═══ DATA SHOWN ═══

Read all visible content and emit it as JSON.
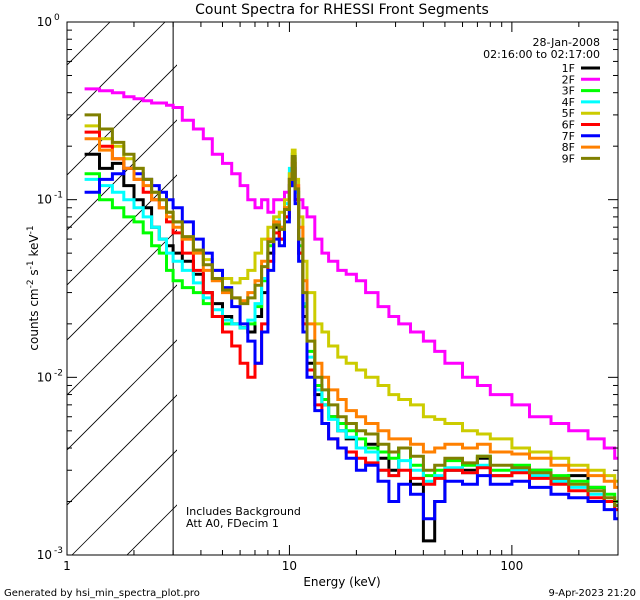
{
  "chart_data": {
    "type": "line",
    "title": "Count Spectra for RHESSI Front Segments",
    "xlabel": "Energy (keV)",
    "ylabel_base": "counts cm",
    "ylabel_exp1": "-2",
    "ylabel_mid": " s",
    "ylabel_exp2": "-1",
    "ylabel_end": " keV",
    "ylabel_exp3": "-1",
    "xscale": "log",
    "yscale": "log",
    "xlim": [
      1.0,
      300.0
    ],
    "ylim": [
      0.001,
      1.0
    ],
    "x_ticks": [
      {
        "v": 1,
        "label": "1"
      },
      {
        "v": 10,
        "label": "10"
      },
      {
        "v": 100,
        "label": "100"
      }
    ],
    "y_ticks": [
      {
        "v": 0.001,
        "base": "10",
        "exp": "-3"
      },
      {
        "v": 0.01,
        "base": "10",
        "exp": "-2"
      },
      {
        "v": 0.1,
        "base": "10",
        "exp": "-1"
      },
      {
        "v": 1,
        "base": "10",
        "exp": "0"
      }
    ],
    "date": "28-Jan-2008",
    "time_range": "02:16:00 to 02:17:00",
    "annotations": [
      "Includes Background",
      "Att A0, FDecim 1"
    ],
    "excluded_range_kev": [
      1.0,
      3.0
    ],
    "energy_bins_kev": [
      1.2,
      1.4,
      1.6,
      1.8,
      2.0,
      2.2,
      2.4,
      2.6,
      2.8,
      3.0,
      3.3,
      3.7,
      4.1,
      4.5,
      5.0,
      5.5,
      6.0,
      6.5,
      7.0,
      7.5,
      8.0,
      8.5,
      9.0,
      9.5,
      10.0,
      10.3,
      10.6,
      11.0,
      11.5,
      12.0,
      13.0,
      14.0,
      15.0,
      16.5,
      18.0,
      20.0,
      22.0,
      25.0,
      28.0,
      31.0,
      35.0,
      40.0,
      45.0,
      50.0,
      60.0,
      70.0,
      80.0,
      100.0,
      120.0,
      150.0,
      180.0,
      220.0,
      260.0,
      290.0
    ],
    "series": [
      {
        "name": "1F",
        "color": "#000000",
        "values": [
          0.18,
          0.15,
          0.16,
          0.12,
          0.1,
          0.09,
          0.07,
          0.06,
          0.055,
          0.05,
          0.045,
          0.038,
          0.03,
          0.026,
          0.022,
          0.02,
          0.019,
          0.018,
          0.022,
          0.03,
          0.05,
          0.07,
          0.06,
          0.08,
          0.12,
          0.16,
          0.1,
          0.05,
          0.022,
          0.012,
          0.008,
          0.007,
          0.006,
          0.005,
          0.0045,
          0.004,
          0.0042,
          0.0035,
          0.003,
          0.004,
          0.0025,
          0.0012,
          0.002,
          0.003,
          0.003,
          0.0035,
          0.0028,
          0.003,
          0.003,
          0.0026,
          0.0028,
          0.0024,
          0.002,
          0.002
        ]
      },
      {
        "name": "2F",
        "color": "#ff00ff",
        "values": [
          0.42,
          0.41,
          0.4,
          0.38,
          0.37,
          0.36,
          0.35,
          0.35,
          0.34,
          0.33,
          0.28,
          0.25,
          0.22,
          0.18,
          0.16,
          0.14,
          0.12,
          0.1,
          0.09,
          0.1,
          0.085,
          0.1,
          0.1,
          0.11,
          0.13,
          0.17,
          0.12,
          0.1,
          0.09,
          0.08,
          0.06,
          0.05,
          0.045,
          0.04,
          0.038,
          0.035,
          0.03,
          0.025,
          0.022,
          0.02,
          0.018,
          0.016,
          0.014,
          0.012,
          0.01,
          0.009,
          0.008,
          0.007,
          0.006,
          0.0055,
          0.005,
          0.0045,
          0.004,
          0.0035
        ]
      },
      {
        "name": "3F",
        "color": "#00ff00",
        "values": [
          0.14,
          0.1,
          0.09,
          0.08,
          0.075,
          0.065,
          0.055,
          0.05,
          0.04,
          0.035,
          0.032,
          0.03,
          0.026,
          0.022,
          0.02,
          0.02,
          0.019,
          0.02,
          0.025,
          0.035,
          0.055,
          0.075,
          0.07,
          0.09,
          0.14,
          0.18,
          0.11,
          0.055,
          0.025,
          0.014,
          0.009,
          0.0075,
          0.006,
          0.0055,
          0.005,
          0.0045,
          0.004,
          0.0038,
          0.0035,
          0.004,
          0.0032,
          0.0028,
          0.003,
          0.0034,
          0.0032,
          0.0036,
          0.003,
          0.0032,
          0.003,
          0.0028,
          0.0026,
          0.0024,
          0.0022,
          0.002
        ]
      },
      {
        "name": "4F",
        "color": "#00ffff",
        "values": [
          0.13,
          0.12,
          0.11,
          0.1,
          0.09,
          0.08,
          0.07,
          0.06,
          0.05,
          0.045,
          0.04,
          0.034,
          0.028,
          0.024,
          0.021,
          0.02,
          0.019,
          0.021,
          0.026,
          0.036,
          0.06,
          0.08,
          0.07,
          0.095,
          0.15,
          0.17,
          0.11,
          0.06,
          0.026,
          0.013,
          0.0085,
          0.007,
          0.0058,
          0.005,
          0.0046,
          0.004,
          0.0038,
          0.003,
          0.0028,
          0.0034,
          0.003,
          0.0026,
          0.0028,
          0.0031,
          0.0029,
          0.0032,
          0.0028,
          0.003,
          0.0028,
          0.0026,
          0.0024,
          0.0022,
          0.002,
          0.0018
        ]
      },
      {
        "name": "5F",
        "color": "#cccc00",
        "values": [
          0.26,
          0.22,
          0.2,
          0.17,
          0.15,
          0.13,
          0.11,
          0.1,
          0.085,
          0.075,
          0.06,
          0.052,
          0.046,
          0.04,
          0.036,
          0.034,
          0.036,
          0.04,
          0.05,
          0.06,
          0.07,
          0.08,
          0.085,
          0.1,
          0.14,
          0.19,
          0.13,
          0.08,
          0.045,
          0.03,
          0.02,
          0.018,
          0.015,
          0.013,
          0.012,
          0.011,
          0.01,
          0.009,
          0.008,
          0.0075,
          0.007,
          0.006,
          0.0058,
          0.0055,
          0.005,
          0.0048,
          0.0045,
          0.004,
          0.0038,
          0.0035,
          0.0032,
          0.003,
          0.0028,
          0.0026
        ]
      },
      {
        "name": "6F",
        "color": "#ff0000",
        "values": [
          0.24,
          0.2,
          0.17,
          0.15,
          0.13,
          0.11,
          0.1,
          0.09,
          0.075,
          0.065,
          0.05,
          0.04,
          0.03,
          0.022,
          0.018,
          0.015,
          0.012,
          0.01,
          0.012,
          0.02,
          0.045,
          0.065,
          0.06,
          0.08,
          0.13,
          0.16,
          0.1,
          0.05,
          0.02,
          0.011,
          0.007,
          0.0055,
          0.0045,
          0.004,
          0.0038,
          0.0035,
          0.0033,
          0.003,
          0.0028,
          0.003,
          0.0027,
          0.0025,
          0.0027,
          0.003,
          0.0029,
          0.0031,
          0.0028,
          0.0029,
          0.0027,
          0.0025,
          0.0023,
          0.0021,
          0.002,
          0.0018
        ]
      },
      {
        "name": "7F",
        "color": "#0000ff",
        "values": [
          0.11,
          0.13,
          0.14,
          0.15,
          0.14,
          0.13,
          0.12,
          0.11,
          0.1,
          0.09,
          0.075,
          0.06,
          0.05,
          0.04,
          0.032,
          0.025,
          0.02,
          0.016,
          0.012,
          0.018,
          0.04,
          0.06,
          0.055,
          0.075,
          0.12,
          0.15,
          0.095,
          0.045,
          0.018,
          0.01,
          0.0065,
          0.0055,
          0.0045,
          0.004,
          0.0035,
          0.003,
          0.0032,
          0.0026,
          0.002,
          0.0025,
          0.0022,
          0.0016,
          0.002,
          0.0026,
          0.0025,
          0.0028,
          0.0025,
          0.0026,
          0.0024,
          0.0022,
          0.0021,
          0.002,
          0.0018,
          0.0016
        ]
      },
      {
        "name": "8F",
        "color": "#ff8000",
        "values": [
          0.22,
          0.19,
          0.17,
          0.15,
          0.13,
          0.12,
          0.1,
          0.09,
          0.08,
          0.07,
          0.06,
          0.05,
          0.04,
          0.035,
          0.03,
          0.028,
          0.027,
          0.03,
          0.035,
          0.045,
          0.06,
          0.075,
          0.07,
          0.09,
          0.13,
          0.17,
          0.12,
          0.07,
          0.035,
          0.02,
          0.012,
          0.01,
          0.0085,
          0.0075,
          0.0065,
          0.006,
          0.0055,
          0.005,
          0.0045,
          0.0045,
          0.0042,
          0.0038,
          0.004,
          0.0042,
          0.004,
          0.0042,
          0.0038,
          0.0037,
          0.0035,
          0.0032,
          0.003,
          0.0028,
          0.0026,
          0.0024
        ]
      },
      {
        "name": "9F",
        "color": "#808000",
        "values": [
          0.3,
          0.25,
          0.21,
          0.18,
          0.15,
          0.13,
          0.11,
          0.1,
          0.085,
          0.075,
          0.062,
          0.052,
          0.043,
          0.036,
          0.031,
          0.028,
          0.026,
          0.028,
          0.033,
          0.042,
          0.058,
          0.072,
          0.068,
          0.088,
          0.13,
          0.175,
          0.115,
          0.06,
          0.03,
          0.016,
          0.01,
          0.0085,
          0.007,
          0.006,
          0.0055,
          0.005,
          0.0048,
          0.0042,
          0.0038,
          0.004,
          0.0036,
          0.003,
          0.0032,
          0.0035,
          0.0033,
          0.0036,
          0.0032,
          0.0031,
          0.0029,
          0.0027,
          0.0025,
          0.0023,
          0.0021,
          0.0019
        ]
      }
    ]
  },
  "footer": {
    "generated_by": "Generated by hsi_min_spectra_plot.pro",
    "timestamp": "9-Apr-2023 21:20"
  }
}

═══

■ WRITTEN TASK:
Write out each line of the data that holds the string "color".

■ SOLVED EXERCISE:
        "color": "#000000",
        "color": "#ff00ff",
        "color": "#00ff00",
        "color": "#00ffff",
        "color": "#cccc00",
        "color": "#ff0000",
        "color": "#0000ff",
        "color": "#ff8000",
        "color": "#808000",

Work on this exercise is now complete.